[Records about charts and figures]
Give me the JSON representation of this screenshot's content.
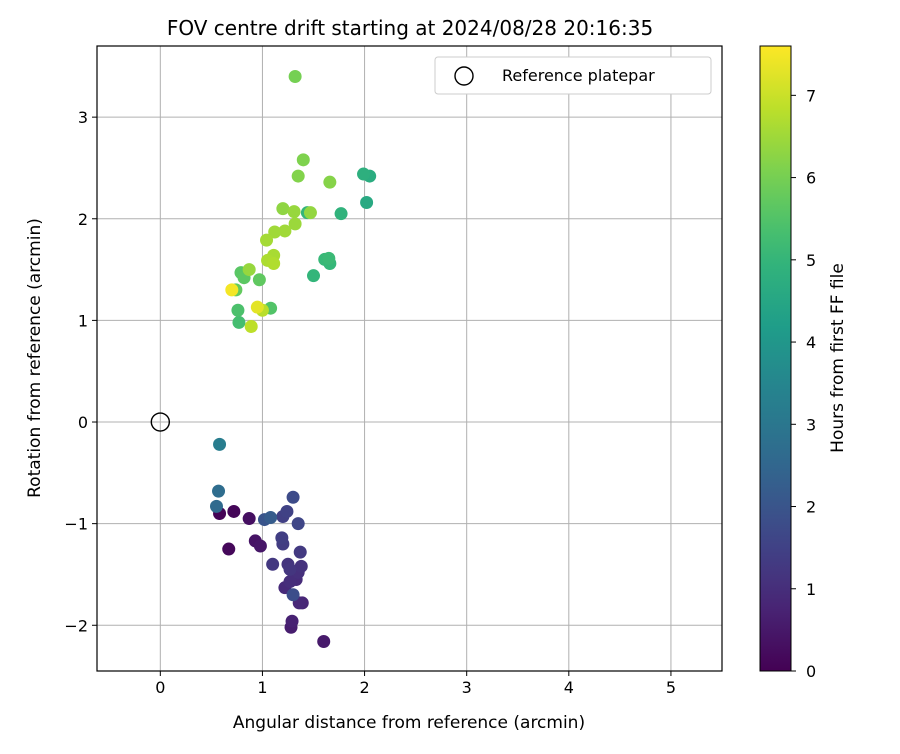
{
  "chart_data": {
    "type": "scatter",
    "title": "FOV centre drift starting at 2024/08/28 20:16:35",
    "xlabel": "Angular distance from reference (arcmin)",
    "ylabel": "Rotation from reference (arcmin)",
    "xlim": [
      -0.62,
      5.5
    ],
    "ylim": [
      -2.45,
      3.7
    ],
    "xticks": [
      0,
      1,
      2,
      3,
      4,
      5
    ],
    "xtick_labels": [
      "0",
      "1",
      "2",
      "3",
      "4",
      "5"
    ],
    "yticks": [
      -2,
      -1,
      0,
      1,
      2,
      3
    ],
    "ytick_labels": [
      "−2",
      "−1",
      "0",
      "1",
      "2",
      "3"
    ],
    "grid": true,
    "legend": {
      "placement": "top-right",
      "entries": [
        "Reference platepar"
      ]
    },
    "reference_point": {
      "name": "Reference platepar",
      "x": 0,
      "y": 0,
      "marker": "hollow-circle",
      "color": "#000000"
    },
    "colorbar": {
      "label": "Hours from first FF file",
      "colormap": "viridis",
      "range": [
        0,
        7.6
      ],
      "ticks": [
        0,
        1,
        2,
        3,
        4,
        5,
        6,
        7
      ],
      "tick_labels": [
        "0",
        "1",
        "2",
        "3",
        "4",
        "5",
        "6",
        "7"
      ]
    },
    "points": [
      {
        "x": 0.58,
        "y": -0.9,
        "c": 0.05
      },
      {
        "x": 0.72,
        "y": -0.88,
        "c": 0.1
      },
      {
        "x": 0.67,
        "y": -1.25,
        "c": 0.15
      },
      {
        "x": 0.87,
        "y": -0.95,
        "c": 0.3
      },
      {
        "x": 0.93,
        "y": -1.17,
        "c": 0.4
      },
      {
        "x": 0.98,
        "y": -1.22,
        "c": 0.45
      },
      {
        "x": 1.6,
        "y": -2.16,
        "c": 0.55
      },
      {
        "x": 1.28,
        "y": -2.02,
        "c": 0.6
      },
      {
        "x": 1.29,
        "y": -1.96,
        "c": 0.7
      },
      {
        "x": 1.39,
        "y": -1.78,
        "c": 0.8
      },
      {
        "x": 1.36,
        "y": -1.78,
        "c": 0.85
      },
      {
        "x": 1.22,
        "y": -1.63,
        "c": 0.9
      },
      {
        "x": 1.33,
        "y": -1.55,
        "c": 0.95
      },
      {
        "x": 1.27,
        "y": -1.57,
        "c": 1.0
      },
      {
        "x": 1.35,
        "y": -1.48,
        "c": 1.05
      },
      {
        "x": 1.38,
        "y": -1.42,
        "c": 1.1
      },
      {
        "x": 1.25,
        "y": -1.4,
        "c": 1.15
      },
      {
        "x": 1.27,
        "y": -1.45,
        "c": 1.2
      },
      {
        "x": 1.1,
        "y": -1.4,
        "c": 1.25
      },
      {
        "x": 1.37,
        "y": -1.28,
        "c": 1.3
      },
      {
        "x": 1.2,
        "y": -1.2,
        "c": 1.35
      },
      {
        "x": 1.19,
        "y": -1.14,
        "c": 1.4
      },
      {
        "x": 1.2,
        "y": -0.93,
        "c": 1.45
      },
      {
        "x": 1.24,
        "y": -0.88,
        "c": 1.5
      },
      {
        "x": 1.35,
        "y": -1.0,
        "c": 1.6
      },
      {
        "x": 1.3,
        "y": -0.74,
        "c": 1.75
      },
      {
        "x": 1.3,
        "y": -1.7,
        "c": 1.8
      },
      {
        "x": 1.02,
        "y": -0.96,
        "c": 2.0
      },
      {
        "x": 1.08,
        "y": -0.94,
        "c": 2.2
      },
      {
        "x": 0.55,
        "y": -0.83,
        "c": 2.6
      },
      {
        "x": 0.57,
        "y": -0.68,
        "c": 2.7
      },
      {
        "x": 0.58,
        "y": -0.22,
        "c": 3.2
      },
      {
        "x": 2.02,
        "y": 2.16,
        "c": 4.6
      },
      {
        "x": 2.05,
        "y": 2.42,
        "c": 4.7
      },
      {
        "x": 1.99,
        "y": 2.44,
        "c": 4.8
      },
      {
        "x": 1.77,
        "y": 2.05,
        "c": 4.9
      },
      {
        "x": 1.44,
        "y": 2.06,
        "c": 5.0
      },
      {
        "x": 1.5,
        "y": 1.44,
        "c": 5.0
      },
      {
        "x": 1.66,
        "y": 1.56,
        "c": 5.05
      },
      {
        "x": 1.61,
        "y": 1.6,
        "c": 5.1
      },
      {
        "x": 1.65,
        "y": 1.61,
        "c": 5.15
      },
      {
        "x": 0.77,
        "y": 0.98,
        "c": 5.3
      },
      {
        "x": 0.76,
        "y": 1.1,
        "c": 5.4
      },
      {
        "x": 1.08,
        "y": 1.12,
        "c": 5.5
      },
      {
        "x": 0.79,
        "y": 1.47,
        "c": 5.6
      },
      {
        "x": 0.82,
        "y": 1.42,
        "c": 5.65
      },
      {
        "x": 0.97,
        "y": 1.4,
        "c": 5.7
      },
      {
        "x": 0.74,
        "y": 1.3,
        "c": 5.75
      },
      {
        "x": 1.32,
        "y": 3.4,
        "c": 6.0
      },
      {
        "x": 1.4,
        "y": 2.58,
        "c": 6.1
      },
      {
        "x": 1.35,
        "y": 2.42,
        "c": 6.15
      },
      {
        "x": 1.66,
        "y": 2.36,
        "c": 6.2
      },
      {
        "x": 1.2,
        "y": 2.1,
        "c": 6.3
      },
      {
        "x": 1.47,
        "y": 2.06,
        "c": 6.35
      },
      {
        "x": 1.31,
        "y": 2.07,
        "c": 6.4
      },
      {
        "x": 0.87,
        "y": 1.5,
        "c": 6.4
      },
      {
        "x": 1.32,
        "y": 1.95,
        "c": 6.45
      },
      {
        "x": 1.22,
        "y": 1.88,
        "c": 6.5
      },
      {
        "x": 1.12,
        "y": 1.87,
        "c": 6.5
      },
      {
        "x": 1.04,
        "y": 1.79,
        "c": 6.55
      },
      {
        "x": 1.11,
        "y": 1.64,
        "c": 6.6
      },
      {
        "x": 1.05,
        "y": 1.59,
        "c": 6.65
      },
      {
        "x": 1.11,
        "y": 1.56,
        "c": 6.7
      },
      {
        "x": 1.0,
        "y": 1.1,
        "c": 6.8
      },
      {
        "x": 0.89,
        "y": 0.94,
        "c": 6.85
      },
      {
        "x": 0.95,
        "y": 1.13,
        "c": 7.3
      },
      {
        "x": 0.7,
        "y": 1.3,
        "c": 7.5
      }
    ]
  }
}
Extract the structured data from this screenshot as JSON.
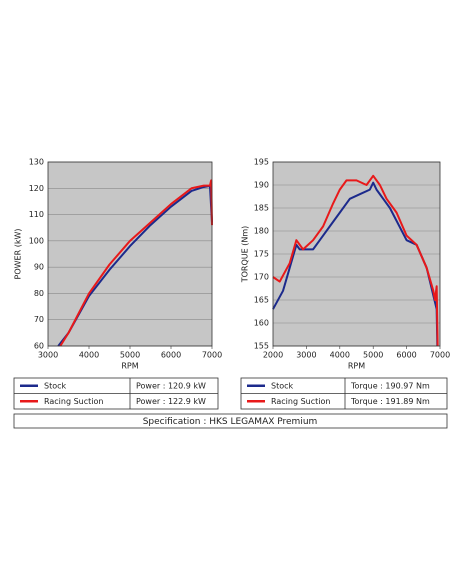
{
  "chart_data": [
    {
      "type": "line",
      "ylabel": "POWER (kW)",
      "xlabel": "RPM",
      "xlim": [
        3000,
        7000
      ],
      "xticks": [
        3000,
        4000,
        5000,
        6000,
        7000
      ],
      "ylim": [
        60,
        130
      ],
      "yticks": [
        60,
        70,
        80,
        90,
        100,
        110,
        120,
        130
      ],
      "grid": true,
      "series": [
        {
          "name": "Stock",
          "color": "#1c2a8c",
          "x": [
            3250,
            3500,
            4000,
            4500,
            5000,
            5500,
            6000,
            6500,
            6800,
            6950,
            7000
          ],
          "values": [
            60,
            65,
            79,
            89,
            98,
            106,
            113,
            119,
            120.5,
            120.9,
            107
          ]
        },
        {
          "name": "Racing Suction",
          "color": "#e8191a",
          "x": [
            3300,
            3500,
            4000,
            4500,
            5000,
            5500,
            6000,
            6500,
            6800,
            6950,
            6980,
            7000
          ],
          "values": [
            60,
            65,
            80,
            91,
            100,
            107,
            114,
            120,
            121,
            121,
            123,
            106
          ]
        }
      ],
      "legend_values": [
        "Power : 120.9 kW",
        "Power : 122.9 kW"
      ]
    },
    {
      "type": "line",
      "ylabel": "TORQUE (Nm)",
      "xlabel": "RPM",
      "xlim": [
        2000,
        7000
      ],
      "xticks": [
        2000,
        3000,
        4000,
        5000,
        6000,
        7000
      ],
      "ylim": [
        155,
        195
      ],
      "yticks": [
        155,
        160,
        165,
        170,
        175,
        180,
        185,
        190,
        195
      ],
      "grid": true,
      "series": [
        {
          "name": "Stock",
          "color": "#1c2a8c",
          "x": [
            2000,
            2300,
            2500,
            2700,
            2800,
            3000,
            3200,
            3400,
            3700,
            4000,
            4300,
            4600,
            4900,
            5000,
            5100,
            5300,
            5500,
            6000,
            6300,
            6600,
            6800,
            6900,
            6920
          ],
          "values": [
            163,
            167,
            172,
            177,
            176,
            176,
            176,
            178,
            181,
            184,
            187,
            188,
            189,
            190.5,
            189,
            187,
            185,
            178,
            177,
            172,
            166,
            163,
            155
          ]
        },
        {
          "name": "Racing Suction",
          "color": "#e8191a",
          "x": [
            2000,
            2200,
            2500,
            2700,
            2900,
            3200,
            3500,
            3800,
            4000,
            4200,
            4500,
            4800,
            5000,
            5200,
            5400,
            5700,
            6000,
            6300,
            6600,
            6800,
            6850,
            6900,
            6930
          ],
          "values": [
            170,
            169,
            173,
            178,
            176,
            178,
            181,
            186,
            189,
            191,
            191,
            190,
            192,
            190,
            187,
            184,
            179,
            177,
            172,
            167,
            165,
            168,
            155
          ]
        }
      ],
      "legend_values": [
        "Torque : 190.97 Nm",
        "Torque : 191.89 Nm"
      ]
    }
  ],
  "specification": "Specification : HKS LEGAMAX Premium"
}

# REQUIRED TASK
What number of lines in the records contain the word "this"? Answer with that number alone.

# THE OUTPUT
2